▶ [The records]
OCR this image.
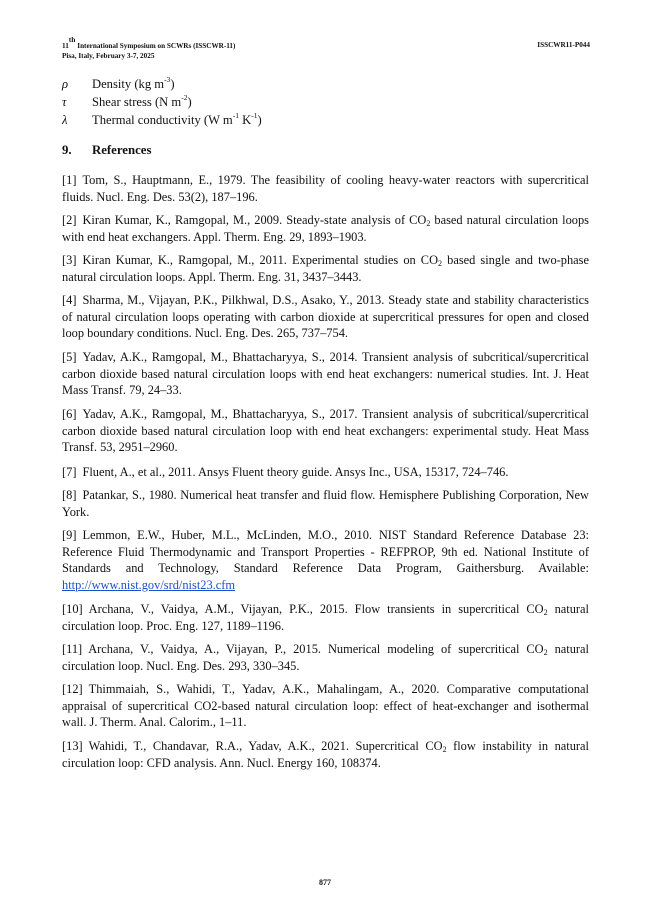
11th International Symposium on SCWRs (ISSCWR-11)
Pisa, Italy, February 3-7, 2025
ISSCWR11-P044
ρ Density (kg $m^{-3}$)
τ Shear stress (N $m^{-2}$)
λ Thermal conductivity (W $m^{-1}$ $K^{-1}$)
9. References
[1] Tom, S., Hauptmann, E., 1979. The feasibility of cooling heavy-water reactors with supercritical fluids. Nucl. Eng. Des. 53(2), 187–196.
[2] Kiran Kumar, K., Ramgopal, M., 2009. Steady-state analysis of $CO_2$ based natural circulation loops with end heat exchangers. Appl. Therm. Eng. 29, 1893–1903.
[3] Kiran Kumar, K., Ramgopal, M., 2011. Experimental studies on $CO_2$ based single and two-phase natural circulation loops. Appl. Therm. Eng. 31, 3437–3443.
[4] Sharma, M., Vijayan, P.K., Pilkhwal, D.S., Asako, Y., 2013. Steady state and stability characteristics of natural circulation loops operating with carbon dioxide at supercritical pressures for open and closed loop boundary conditions. Nucl. Eng. Des. 265, 737–754.
[5] Yadav, A.K., Ramgopal, M., Bhattacharyya, S., 2014. Transient analysis of subcritical/supercritical carbon dioxide based natural circulation loops with end heat exchangers: numerical studies. Int. J. Heat Mass Transf. 79, 24–33.
[6] Yadav, A.K., Ramgopal, M., Bhattacharyya, S., 2017. Transient analysis of subcritical/supercritical carbon dioxide based natural circulation loop with end heat exchangers: experimental study. Heat Mass Transf. 53, 2951–2960.
[7] Fluent, A., et al., 2011. Ansys Fluent theory guide. Ansys Inc., USA, 15317, 724–746.
[8] Patankar, S., 1980. Numerical heat transfer and fluid flow. Hemisphere Publishing Corporation, New York.
[9] Lemmon, E.W., Huber, M.L., McLinden, M.O., 2010. NIST Standard Reference Database 23: Reference Fluid Thermodynamic and Transport Properties - REFPROP, 9th ed. National Institute of Standards and Technology, Standard Reference Data Program, Gaithersburg. Available: http://www.nist.gov/srd/nist23.cfm
[10] Archana, V., Vaidya, A.M., Vijayan, P.K., 2015. Flow transients in supercritical $CO_2$ natural circulation loop. Proc. Eng. 127, 1189–1196.
[11] Archana, V., Vaidya, A., Vijayan, P., 2015. Numerical modeling of supercritical $CO_2$ natural circulation loop. Nucl. Eng. Des. 293, 330–345.
[12] Thimmaiah, S., Wahidi, T., Yadav, A.K., Mahalingam, A., 2020. Comparative computational appraisal of supercritical CO2-based natural circulation loop: effect of heat-exchanger and isothermal wall. J. Therm. Anal. Calorim., 1–11.
[13] Wahidi, T., Chandavar, R.A., Yadav, A.K., 2021. Supercritical $CO_2$ flow instability in natural circulation loop: CFD analysis. Ann. Nucl. Energy 160, 108374.
877
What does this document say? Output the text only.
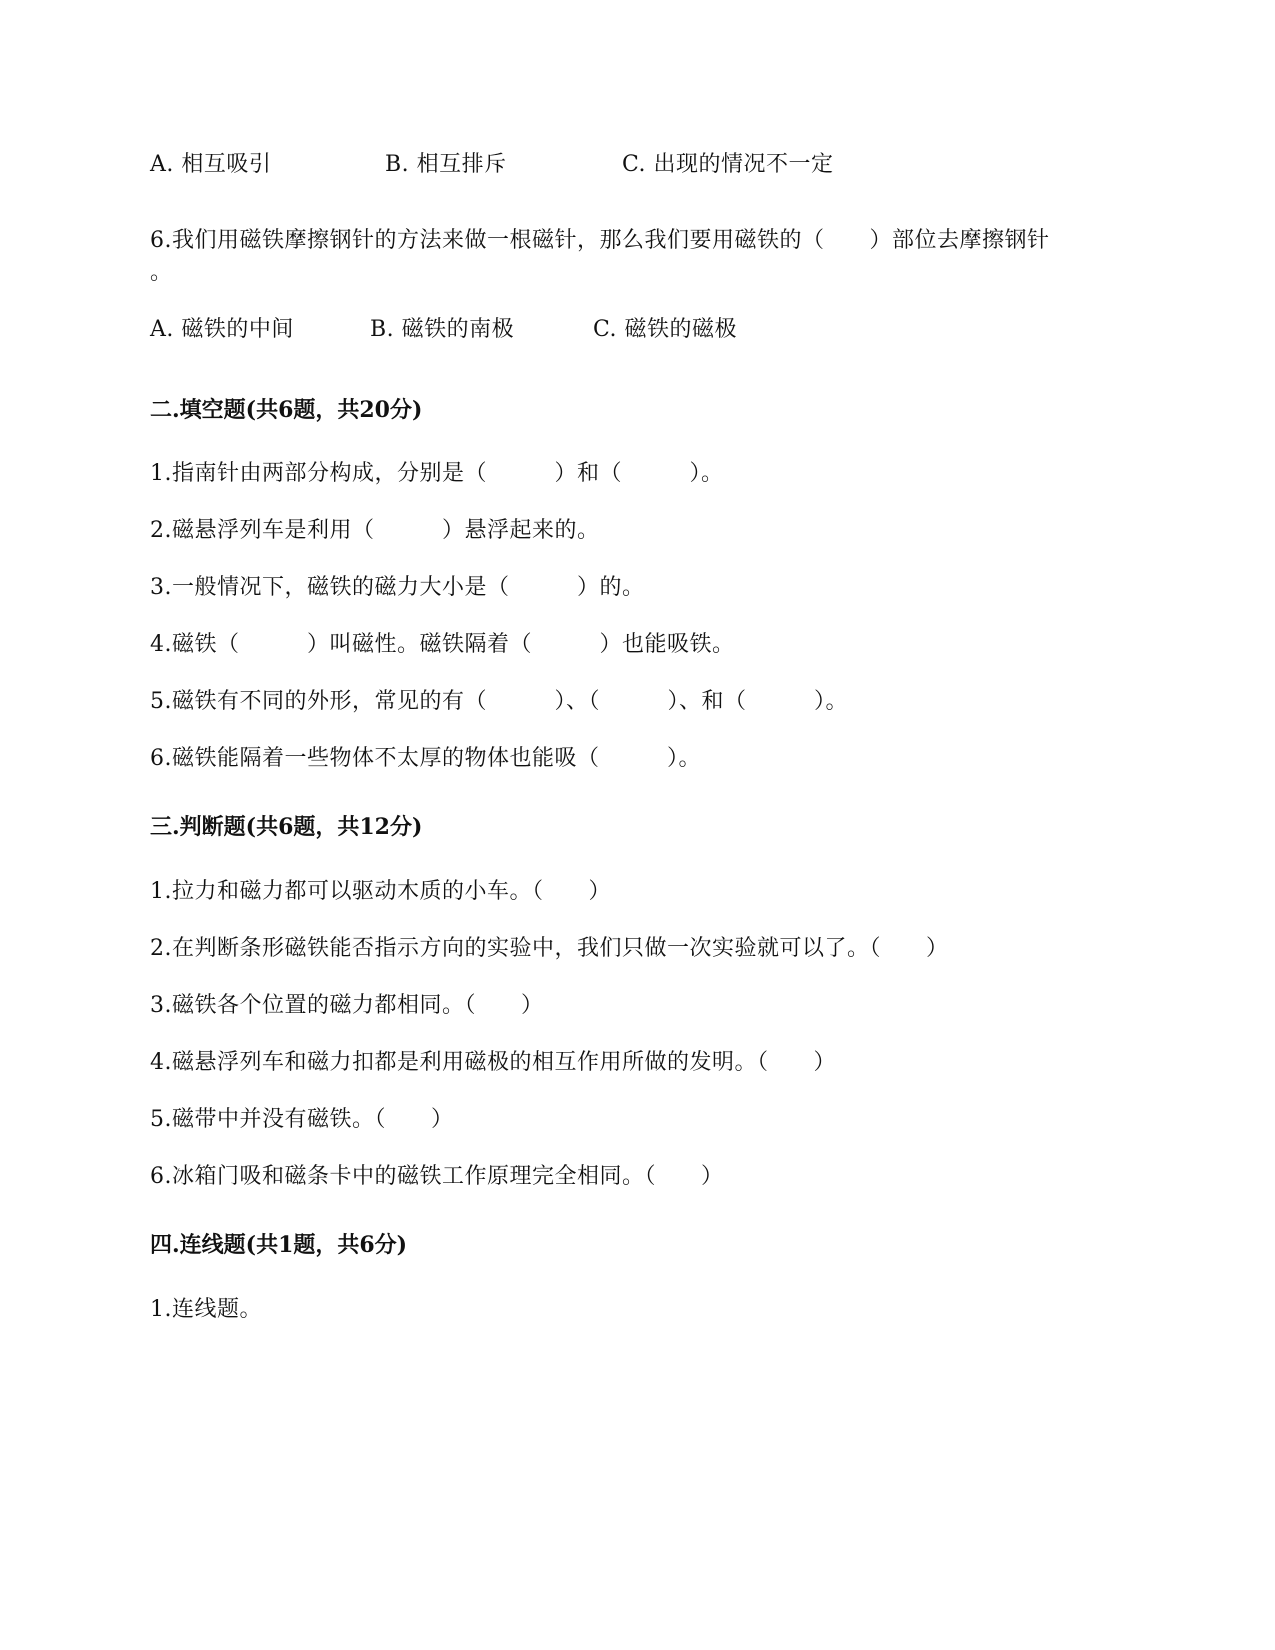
A. 相互吸引	B. 相互排斥	C. 出现的情况不一定
6.我们用磁铁摩擦钢针的方法来做一根磁针，那么我们要用磁铁的（　　）部位去摩擦钢针
。
A. 磁铁的中间	B. 磁铁的南极	C. 磁铁的磁极
二.填空题(共6题，共20分)
1.指南针由两部分构成，分别是（　　　）和（　　　）。
2.磁悬浮列车是利用（　　　）悬浮起来的。
3.一般情况下，磁铁的磁力大小是（　　　）的。
4.磁铁（　　　）叫磁性。磁铁隔着（　　　）也能吸铁。
5.磁铁有不同的外形，常见的有（　　　）、（　　　）、和（　　　）。
6.磁铁能隔着一些物体不太厚的物体也能吸（　　　）。
三.判断题(共6题，共12分)
1.拉力和磁力都可以驱动木质的小车。（　　）
2.在判断条形磁铁能否指示方向的实验中，我们只做一次实验就可以了。（　　）
3.磁铁各个位置的磁力都相同。（　　）
4.磁悬浮列车和磁力扣都是利用磁极的相互作用所做的发明。（　　）
5.磁带中并没有磁铁。（　　）
6.冰箱门吸和磁条卡中的磁铁工作原理完全相同。（　　）
四.连线题(共1题，共6分)
1.连线题。
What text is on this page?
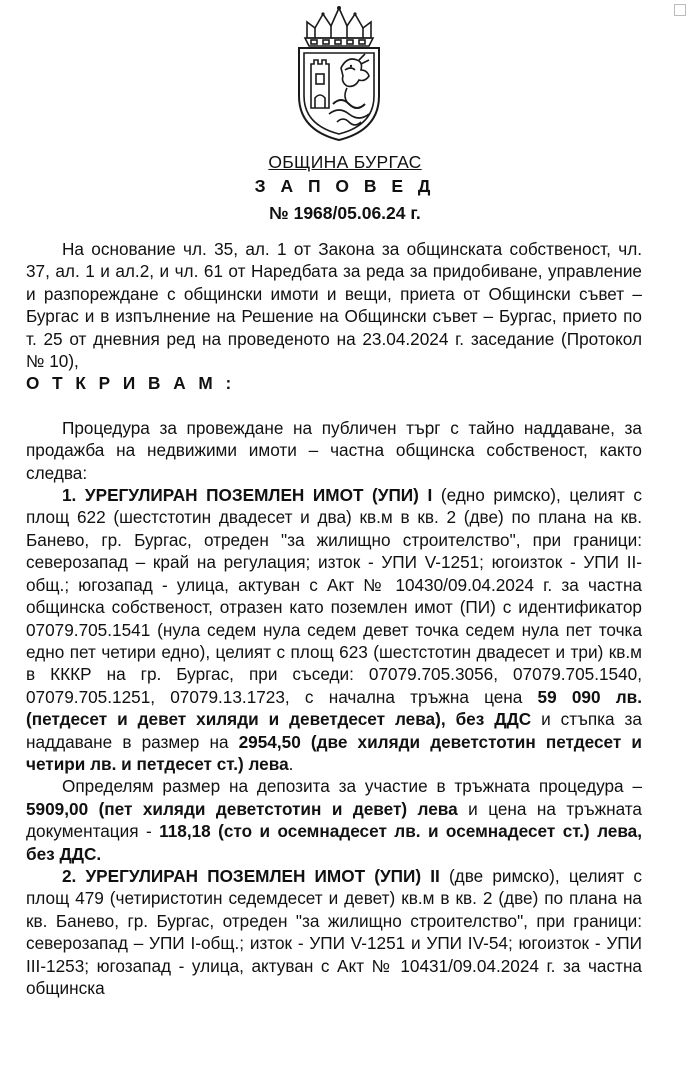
ОБЩИНА БУРГАС
З А П О В Е Д
№ 1968/05.06.24 г.

На основание чл. 35, ал. 1 от Закона за общинската собственост, чл. 37, ал. 1 и ал.2, и чл. 61 от Наредбата за реда за придобиване, управление и разпореждане с общински имоти и вещи, приета от Общински съвет – Бургас и в изпълнение на Решение на Общински съвет – Бургас, прието по т. 25 от дневния ред на проведеното на 23.04.2024 г. заседание (Протокол № 10),

О Т К Р И В А М :

Процедура за провеждане на публичен търг с тайно наддаване, за продажба на недвижими имоти – частна общинска собственост, както следва:

1. УРЕГУЛИРАН ПОЗЕМЛЕН ИМОТ (УПИ) I (едно римско), целият с площ 622 (шестстотин двадесет и два) кв.м в кв. 2 (две) по плана на кв. Банево, гр. Бургас, отреден "за жилищно строителство", при граници: северозапад – край на регулация; изток - УПИ V-1251; югоизток - УПИ II-общ.; югозапад - улица, актуван с Акт № 10430/09.04.2024 г. за частна общинска собственост, отразен като поземлен имот (ПИ) с идентификатор 07079.705.1541 (нула седем нула седем девет точка седем нула пет точка едно пет четири едно), целият с площ 623 (шестстотин двадесет и три) кв.м в КККР на гр. Бургас, при съседи: 07079.705.3056, 07079.705.1540, 07079.705.1251, 07079.13.1723, с начална тръжна цена 59 090 лв. (петдесет и девет хиляди и деветдесет лева), без ДДС и стъпка за наддаване в размер на 2954,50 (две хиляди деветстотин петдесет и четири лв. и петдесет ст.) лева.

Определям размер на депозита за участие в тръжната процедура – 5909,00 (пет хиляди деветстотин и девет) лева и цена на тръжната документация - 118,18 (сто и осемнадесет лв. и осемнадесет ст.) лева, без ДДС.

2. УРЕГУЛИРАН ПОЗЕМЛЕН ИМОТ (УПИ) II (две римско), целият с площ 479 (четиристотин седемдесет и девет) кв.м в кв. 2 (две) по плана на кв. Банево, гр. Бургас, отреден "за жилищно строителство", при граници: северозапад – УПИ I-общ.; изток - УПИ V-1251 и УПИ IV-54; югоизток - УПИ III-1253; югозапад - улица, актуван с Акт № 10431/09.04.2024 г. за частна общинска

▶ [Given request] Indicate how many lines of the material contain the string "римско", giving the number and nothing more.

▶ [Exercise response] 2